** BEGIN SUPPLIED ENTRIES **
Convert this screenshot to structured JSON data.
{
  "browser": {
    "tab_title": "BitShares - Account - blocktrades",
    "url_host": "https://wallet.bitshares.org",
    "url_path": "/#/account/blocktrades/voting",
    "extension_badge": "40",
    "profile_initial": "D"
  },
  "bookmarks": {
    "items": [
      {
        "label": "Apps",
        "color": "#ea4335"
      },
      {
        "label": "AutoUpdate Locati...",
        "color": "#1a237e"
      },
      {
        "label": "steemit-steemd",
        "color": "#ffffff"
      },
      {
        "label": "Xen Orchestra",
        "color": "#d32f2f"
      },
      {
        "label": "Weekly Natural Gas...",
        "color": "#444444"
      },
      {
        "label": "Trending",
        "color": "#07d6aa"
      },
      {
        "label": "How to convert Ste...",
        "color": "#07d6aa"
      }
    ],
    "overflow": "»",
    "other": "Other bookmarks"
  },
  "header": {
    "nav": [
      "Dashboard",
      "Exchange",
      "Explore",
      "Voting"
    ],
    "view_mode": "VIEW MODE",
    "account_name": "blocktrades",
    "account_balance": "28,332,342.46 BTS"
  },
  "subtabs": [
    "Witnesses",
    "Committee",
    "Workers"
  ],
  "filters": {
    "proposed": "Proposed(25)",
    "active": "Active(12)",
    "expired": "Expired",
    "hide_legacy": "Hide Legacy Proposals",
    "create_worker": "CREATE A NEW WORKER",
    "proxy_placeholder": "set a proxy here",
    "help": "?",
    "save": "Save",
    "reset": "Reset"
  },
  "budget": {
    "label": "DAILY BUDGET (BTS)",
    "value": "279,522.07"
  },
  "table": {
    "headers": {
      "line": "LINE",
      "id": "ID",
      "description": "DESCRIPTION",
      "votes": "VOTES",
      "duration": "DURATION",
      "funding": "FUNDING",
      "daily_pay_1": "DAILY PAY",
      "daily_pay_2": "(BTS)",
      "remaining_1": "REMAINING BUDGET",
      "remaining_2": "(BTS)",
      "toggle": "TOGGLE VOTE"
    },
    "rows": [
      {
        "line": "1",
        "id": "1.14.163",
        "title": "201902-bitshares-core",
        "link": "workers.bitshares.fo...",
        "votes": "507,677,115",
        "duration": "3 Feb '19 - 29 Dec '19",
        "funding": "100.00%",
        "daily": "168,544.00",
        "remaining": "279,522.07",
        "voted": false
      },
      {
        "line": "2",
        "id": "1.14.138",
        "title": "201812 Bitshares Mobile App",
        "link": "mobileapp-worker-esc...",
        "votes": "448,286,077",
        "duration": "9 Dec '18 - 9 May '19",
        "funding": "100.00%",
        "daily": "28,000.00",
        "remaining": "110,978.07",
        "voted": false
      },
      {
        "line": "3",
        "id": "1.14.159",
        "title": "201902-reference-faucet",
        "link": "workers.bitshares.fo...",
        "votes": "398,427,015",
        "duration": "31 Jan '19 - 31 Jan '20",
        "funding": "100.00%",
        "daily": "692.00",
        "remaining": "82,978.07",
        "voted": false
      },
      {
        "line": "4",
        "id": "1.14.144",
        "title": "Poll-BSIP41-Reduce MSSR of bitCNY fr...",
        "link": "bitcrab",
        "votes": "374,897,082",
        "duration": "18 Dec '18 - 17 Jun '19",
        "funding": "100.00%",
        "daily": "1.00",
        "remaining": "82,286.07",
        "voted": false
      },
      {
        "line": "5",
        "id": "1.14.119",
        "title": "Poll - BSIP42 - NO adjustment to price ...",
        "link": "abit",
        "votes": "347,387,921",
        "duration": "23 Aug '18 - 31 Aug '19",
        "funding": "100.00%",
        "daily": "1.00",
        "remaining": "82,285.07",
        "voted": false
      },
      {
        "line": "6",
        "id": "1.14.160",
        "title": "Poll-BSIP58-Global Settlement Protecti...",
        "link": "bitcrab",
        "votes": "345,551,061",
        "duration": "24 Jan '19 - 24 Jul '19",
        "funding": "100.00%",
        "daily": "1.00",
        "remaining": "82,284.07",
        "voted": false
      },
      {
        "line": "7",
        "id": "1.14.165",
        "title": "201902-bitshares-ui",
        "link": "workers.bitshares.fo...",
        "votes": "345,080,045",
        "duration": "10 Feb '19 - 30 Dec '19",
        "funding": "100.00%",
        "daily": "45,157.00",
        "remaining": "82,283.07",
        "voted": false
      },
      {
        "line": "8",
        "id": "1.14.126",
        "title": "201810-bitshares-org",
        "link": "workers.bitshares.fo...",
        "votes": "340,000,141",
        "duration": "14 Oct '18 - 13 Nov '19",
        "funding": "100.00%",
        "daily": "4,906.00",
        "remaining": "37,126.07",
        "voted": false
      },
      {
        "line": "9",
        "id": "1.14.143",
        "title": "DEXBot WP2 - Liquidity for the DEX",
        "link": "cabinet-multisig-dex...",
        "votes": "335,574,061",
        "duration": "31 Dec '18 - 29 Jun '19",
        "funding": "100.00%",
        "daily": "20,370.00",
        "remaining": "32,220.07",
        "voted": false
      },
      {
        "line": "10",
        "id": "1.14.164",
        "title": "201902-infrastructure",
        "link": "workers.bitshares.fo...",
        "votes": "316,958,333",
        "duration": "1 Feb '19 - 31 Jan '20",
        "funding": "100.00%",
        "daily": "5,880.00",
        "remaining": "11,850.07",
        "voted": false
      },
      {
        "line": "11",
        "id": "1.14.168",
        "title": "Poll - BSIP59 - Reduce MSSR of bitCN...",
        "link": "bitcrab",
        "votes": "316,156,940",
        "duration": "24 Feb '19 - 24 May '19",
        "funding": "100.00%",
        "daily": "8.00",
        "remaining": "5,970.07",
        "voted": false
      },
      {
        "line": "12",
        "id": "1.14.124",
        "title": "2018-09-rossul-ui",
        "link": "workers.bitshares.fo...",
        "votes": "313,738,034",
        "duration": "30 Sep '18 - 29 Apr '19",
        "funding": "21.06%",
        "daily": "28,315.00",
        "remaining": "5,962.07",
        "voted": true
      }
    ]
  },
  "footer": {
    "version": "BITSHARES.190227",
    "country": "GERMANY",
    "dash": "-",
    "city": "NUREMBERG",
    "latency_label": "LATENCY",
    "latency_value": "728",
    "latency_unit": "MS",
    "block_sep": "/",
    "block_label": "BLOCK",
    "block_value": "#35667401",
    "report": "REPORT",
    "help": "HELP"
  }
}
** END SUPPLIED ENTRIES **
- [STATED EXERCISE] Output the records exactly, including every line.

- [ANSWER]
Convert this screenshot to structured JSON data.
{
  "browser": {
    "tab_title": "BitShares - Account - blocktrades",
    "url_host": "https://wallet.bitshares.org",
    "url_path": "/#/account/blocktrades/voting",
    "extension_badge": "40",
    "profile_initial": "D"
  },
  "bookmarks": {
    "items": [
      {
        "label": "Apps",
        "color": "#ea4335"
      },
      {
        "label": "AutoUpdate Locati...",
        "color": "#1a237e"
      },
      {
        "label": "steemit-steemd",
        "color": "#ffffff"
      },
      {
        "label": "Xen Orchestra",
        "color": "#d32f2f"
      },
      {
        "label": "Weekly Natural Gas...",
        "color": "#444444"
      },
      {
        "label": "Trending",
        "color": "#07d6aa"
      },
      {
        "label": "How to convert Ste...",
        "color": "#07d6aa"
      }
    ],
    "overflow": "»",
    "other": "Other bookmarks"
  },
  "header": {
    "nav": [
      "Dashboard",
      "Exchange",
      "Explore",
      "Voting"
    ],
    "view_mode": "VIEW MODE",
    "account_name": "blocktrades",
    "account_balance": "28,332,342.46 BTS"
  },
  "subtabs": [
    "Witnesses",
    "Committee",
    "Workers"
  ],
  "filters": {
    "proposed": "Proposed(25)",
    "active": "Active(12)",
    "expired": "Expired",
    "hide_legacy": "Hide Legacy Proposals",
    "create_worker": "CREATE A NEW WORKER",
    "proxy_placeholder": "set a proxy here",
    "help": "?",
    "save": "Save",
    "reset": "Reset"
  },
  "budget": {
    "label": "DAILY BUDGET (BTS)",
    "value": "279,522.07"
  },
  "table": {
    "headers": {
      "line": "LINE",
      "id": "ID",
      "description": "DESCRIPTION",
      "votes": "VOTES",
      "duration": "DURATION",
      "funding": "FUNDING",
      "daily_pay_1": "DAILY PAY",
      "daily_pay_2": "(BTS)",
      "remaining_1": "REMAINING BUDGET",
      "remaining_2": "(BTS)",
      "toggle": "TOGGLE VOTE"
    },
    "rows": [
      {
        "line": "1",
        "id": "1.14.163",
        "title": "201902-bitshares-core",
        "link": "workers.bitshares.fo...",
        "votes": "507,677,115",
        "duration": "3 Feb '19 - 29 Dec '19",
        "funding": "100.00%",
        "daily": "168,544.00",
        "remaining": "279,522.07",
        "voted": false
      },
      {
        "line": "2",
        "id": "1.14.138",
        "title": "201812 Bitshares Mobile App",
        "link": "mobileapp-worker-esc...",
        "votes": "448,286,077",
        "duration": "9 Dec '18 - 9 May '19",
        "funding": "100.00%",
        "daily": "28,000.00",
        "remaining": "110,978.07",
        "voted": false
      },
      {
        "line": "3",
        "id": "1.14.159",
        "title": "201902-reference-faucet",
        "link": "workers.bitshares.fo...",
        "votes": "398,427,015",
        "duration": "31 Jan '19 - 31 Jan '20",
        "funding": "100.00%",
        "daily": "692.00",
        "remaining": "82,978.07",
        "voted": false
      },
      {
        "line": "4",
        "id": "1.14.144",
        "title": "Poll-BSIP41-Reduce MSSR of bitCNY fr...",
        "link": "bitcrab",
        "votes": "374,897,082",
        "duration": "18 Dec '18 - 17 Jun '19",
        "funding": "100.00%",
        "daily": "1.00",
        "remaining": "82,286.07",
        "voted": false
      },
      {
        "line": "5",
        "id": "1.14.119",
        "title": "Poll - BSIP42 - NO adjustment to price ...",
        "link": "abit",
        "votes": "347,387,921",
        "duration": "23 Aug '18 - 31 Aug '19",
        "funding": "100.00%",
        "daily": "1.00",
        "remaining": "82,285.07",
        "voted": false
      },
      {
        "line": "6",
        "id": "1.14.160",
        "title": "Poll-BSIP58-Global Settlement Protecti...",
        "link": "bitcrab",
        "votes": "345,551,061",
        "duration": "24 Jan '19 - 24 Jul '19",
        "funding": "100.00%",
        "daily": "1.00",
        "remaining": "82,284.07",
        "voted": false
      },
      {
        "line": "7",
        "id": "1.14.165",
        "title": "201902-bitshares-ui",
        "link": "workers.bitshares.fo...",
        "votes": "345,080,045",
        "duration": "10 Feb '19 - 30 Dec '19",
        "funding": "100.00%",
        "daily": "45,157.00",
        "remaining": "82,283.07",
        "voted": false
      },
      {
        "line": "8",
        "id": "1.14.126",
        "title": "201810-bitshares-org",
        "link": "workers.bitshares.fo...",
        "votes": "340,000,141",
        "duration": "14 Oct '18 - 13 Nov '19",
        "funding": "100.00%",
        "daily": "4,906.00",
        "remaining": "37,126.07",
        "voted": false
      },
      {
        "line": "9",
        "id": "1.14.143",
        "title": "DEXBot WP2 - Liquidity for the DEX",
        "link": "cabinet-multisig-dex...",
        "votes": "335,574,061",
        "duration": "31 Dec '18 - 29 Jun '19",
        "funding": "100.00%",
        "daily": "20,370.00",
        "remaining": "32,220.07",
        "voted": false
      },
      {
        "line": "10",
        "id": "1.14.164",
        "title": "201902-infrastructure",
        "link": "workers.bitshares.fo...",
        "votes": "316,958,333",
        "duration": "1 Feb '19 - 31 Jan '20",
        "funding": "100.00%",
        "daily": "5,880.00",
        "remaining": "11,850.07",
        "voted": false
      },
      {
        "line": "11",
        "id": "1.14.168",
        "title": "Poll - BSIP59 - Reduce MSSR of bitCN...",
        "link": "bitcrab",
        "votes": "316,156,940",
        "duration": "24 Feb '19 - 24 May '19",
        "funding": "100.00%",
        "daily": "8.00",
        "remaining": "5,970.07",
        "voted": false
      },
      {
        "line": "12",
        "id": "1.14.124",
        "title": "2018-09-rossul-ui",
        "link": "workers.bitshares.fo...",
        "votes": "313,738,034",
        "duration": "30 Sep '18 - 29 Apr '19",
        "funding": "21.06%",
        "daily": "28,315.00",
        "remaining": "5,962.07",
        "voted": true
      }
    ]
  },
  "footer": {
    "version": "BITSHARES.190227",
    "country": "GERMANY",
    "dash": "-",
    "city": "NUREMBERG",
    "latency_label": "LATENCY",
    "latency_value": "728",
    "latency_unit": "MS",
    "block_sep": "/",
    "block_label": "BLOCK",
    "block_value": "#35667401",
    "report": "REPORT",
    "help": "HELP"
  }
}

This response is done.